## Do this
Where a line in the listing below contains the word "cooperació", copy that line.
─── Material for this task
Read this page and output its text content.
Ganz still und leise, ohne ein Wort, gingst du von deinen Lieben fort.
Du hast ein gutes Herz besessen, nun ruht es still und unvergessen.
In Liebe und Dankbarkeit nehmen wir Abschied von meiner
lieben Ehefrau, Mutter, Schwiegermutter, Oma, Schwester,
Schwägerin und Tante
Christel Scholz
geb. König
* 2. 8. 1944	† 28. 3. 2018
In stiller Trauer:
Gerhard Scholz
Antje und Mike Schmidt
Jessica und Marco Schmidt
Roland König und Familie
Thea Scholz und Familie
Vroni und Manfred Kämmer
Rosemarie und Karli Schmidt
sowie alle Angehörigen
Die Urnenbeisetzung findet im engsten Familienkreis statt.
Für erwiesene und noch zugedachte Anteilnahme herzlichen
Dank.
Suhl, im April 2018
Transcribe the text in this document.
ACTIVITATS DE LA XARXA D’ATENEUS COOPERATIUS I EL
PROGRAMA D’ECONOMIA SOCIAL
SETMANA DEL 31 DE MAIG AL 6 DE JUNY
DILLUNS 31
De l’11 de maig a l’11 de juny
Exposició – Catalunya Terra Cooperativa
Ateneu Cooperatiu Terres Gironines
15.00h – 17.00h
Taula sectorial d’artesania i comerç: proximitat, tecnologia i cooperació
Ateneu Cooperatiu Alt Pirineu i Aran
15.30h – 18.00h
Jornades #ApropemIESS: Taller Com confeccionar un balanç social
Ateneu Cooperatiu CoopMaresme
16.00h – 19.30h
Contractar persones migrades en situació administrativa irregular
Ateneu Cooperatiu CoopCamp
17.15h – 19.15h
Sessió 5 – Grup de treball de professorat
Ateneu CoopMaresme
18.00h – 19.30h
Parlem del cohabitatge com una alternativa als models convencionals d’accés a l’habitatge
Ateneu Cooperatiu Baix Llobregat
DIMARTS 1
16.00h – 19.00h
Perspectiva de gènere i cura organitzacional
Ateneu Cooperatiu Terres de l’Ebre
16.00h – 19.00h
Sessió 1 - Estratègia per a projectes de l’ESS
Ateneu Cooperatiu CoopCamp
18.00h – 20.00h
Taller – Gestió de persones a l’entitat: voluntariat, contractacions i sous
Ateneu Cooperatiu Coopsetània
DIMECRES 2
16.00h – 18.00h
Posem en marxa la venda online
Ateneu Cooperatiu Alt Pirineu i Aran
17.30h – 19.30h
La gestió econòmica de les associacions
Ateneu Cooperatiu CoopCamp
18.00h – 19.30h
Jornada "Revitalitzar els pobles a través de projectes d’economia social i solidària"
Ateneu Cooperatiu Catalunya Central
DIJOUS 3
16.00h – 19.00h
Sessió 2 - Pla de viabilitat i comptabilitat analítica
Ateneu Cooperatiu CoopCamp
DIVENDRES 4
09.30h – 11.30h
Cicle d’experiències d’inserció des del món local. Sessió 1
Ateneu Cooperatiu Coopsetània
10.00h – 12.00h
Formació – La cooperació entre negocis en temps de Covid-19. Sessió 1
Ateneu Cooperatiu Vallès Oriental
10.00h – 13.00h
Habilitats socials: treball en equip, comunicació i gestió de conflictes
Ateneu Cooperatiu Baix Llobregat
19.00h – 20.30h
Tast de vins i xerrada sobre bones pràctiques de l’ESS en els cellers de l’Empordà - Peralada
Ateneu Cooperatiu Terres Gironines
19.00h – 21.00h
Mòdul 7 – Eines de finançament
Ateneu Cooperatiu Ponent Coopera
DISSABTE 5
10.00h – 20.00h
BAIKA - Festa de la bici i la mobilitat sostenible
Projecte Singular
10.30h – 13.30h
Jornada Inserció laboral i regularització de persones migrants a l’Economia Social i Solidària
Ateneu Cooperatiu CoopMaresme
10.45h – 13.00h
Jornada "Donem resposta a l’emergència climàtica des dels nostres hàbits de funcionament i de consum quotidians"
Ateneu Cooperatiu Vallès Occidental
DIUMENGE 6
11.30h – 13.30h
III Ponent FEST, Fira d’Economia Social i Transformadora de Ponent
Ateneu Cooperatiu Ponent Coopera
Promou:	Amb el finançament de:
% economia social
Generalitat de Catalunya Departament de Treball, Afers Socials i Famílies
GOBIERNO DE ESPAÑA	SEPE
──────
## Result for this exercise
Taula sectorial d’artesania i comerç: proximitat, tecnologia i cooperació
Formació – La cooperació entre negocis en temps de Covid-19. Sessió 1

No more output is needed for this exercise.